> GIVEN TASK
Transcribe all of the material below word for word and leave out its pictures.
+++ EXERCISE MATERIALS +++
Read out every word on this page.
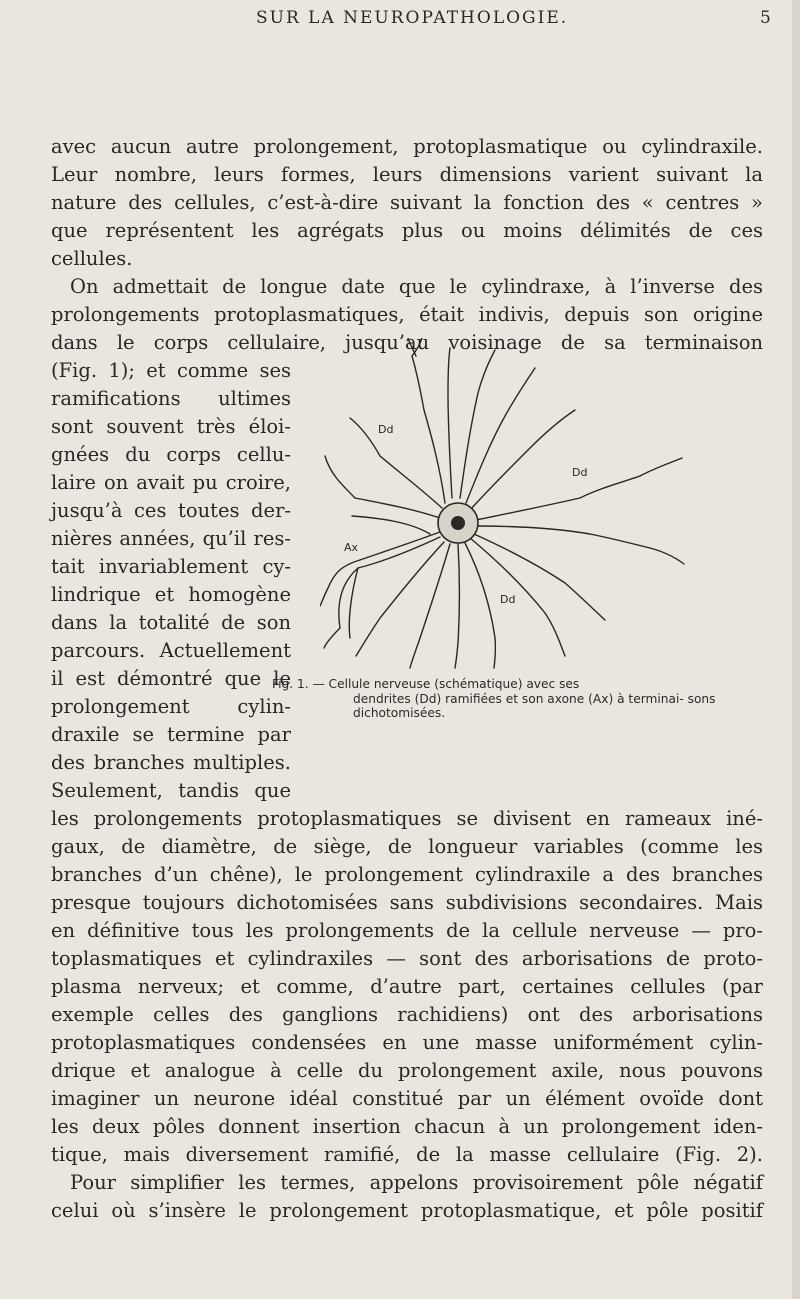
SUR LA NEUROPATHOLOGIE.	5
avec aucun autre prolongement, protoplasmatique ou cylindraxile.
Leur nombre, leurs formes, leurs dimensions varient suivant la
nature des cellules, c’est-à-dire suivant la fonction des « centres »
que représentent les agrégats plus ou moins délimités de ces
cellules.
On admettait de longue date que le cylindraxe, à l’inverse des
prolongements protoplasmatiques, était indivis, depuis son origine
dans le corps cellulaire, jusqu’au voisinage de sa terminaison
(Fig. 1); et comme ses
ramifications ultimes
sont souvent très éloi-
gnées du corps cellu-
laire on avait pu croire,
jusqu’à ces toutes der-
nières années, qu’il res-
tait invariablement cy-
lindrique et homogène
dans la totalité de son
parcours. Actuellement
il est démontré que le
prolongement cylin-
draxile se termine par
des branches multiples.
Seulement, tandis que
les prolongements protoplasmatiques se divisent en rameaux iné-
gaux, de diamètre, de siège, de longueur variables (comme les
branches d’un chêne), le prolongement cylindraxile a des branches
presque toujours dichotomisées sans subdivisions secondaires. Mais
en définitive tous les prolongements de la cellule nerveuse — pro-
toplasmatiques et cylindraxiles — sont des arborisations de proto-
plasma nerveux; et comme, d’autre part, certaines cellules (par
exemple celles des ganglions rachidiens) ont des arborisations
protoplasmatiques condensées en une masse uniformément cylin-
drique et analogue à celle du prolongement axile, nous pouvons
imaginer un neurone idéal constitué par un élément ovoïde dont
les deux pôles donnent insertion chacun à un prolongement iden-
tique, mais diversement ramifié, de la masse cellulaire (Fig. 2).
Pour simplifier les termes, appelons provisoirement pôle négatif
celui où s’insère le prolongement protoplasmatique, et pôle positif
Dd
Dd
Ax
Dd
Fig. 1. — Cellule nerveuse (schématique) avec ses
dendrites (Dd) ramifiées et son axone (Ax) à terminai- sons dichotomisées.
+++
> TASK RESPONSE
Read out every word on this page.
SUR LA NEUROPATHOLOGIE.	5
avec aucun autre prolongement, protoplasmatique ou cylindraxile.
Leur nombre, leurs formes, leurs dimensions varient suivant la
nature des cellules, c’est-à-dire suivant la fonction des « centres »
que représentent les agrégats plus ou moins délimités de ces
cellules.
On admettait de longue date que le cylindraxe, à l’inverse des
prolongements protoplasmatiques, était indivis, depuis son origine
dans le corps cellulaire, jusqu’au voisinage de sa terminaison
(Fig. 1); et comme ses
ramifications ultimes
sont souvent très éloi-
gnées du corps cellu-
laire on avait pu croire,
jusqu’à ces toutes der-
nières années, qu’il res-
tait invariablement cy-
lindrique et homogène
dans la totalité de son
parcours. Actuellement
il est démontré que le
prolongement cylin-
draxile se termine par
des branches multiples.
Seulement, tandis que
les prolongements protoplasmatiques se divisent en rameaux iné-
gaux, de diamètre, de siège, de longueur variables (comme les
branches d’un chêne), le prolongement cylindraxile a des branches
presque toujours dichotomisées sans subdivisions secondaires. Mais
en définitive tous les prolongements de la cellule nerveuse — pro-
toplasmatiques et cylindraxiles — sont des arborisations de proto-
plasma nerveux; et comme, d’autre part, certaines cellules (par
exemple celles des ganglions rachidiens) ont des arborisations
protoplasmatiques condensées en une masse uniformément cylin-
drique et analogue à celle du prolongement axile, nous pouvons
imaginer un neurone idéal constitué par un élément ovoïde dont
les deux pôles donnent insertion chacun à un prolongement iden-
tique, mais diversement ramifié, de la masse cellulaire (Fig. 2).
Pour simplifier les termes, appelons provisoirement pôle négatif
celui où s’insère le prolongement protoplasmatique, et pôle positif
Dd
Dd
Ax
Dd
Fig. 1. — Cellule nerveuse (schématique) avec ses
dendrites (Dd) ramifiées et son axone (Ax) à terminai- sons dichotomisées.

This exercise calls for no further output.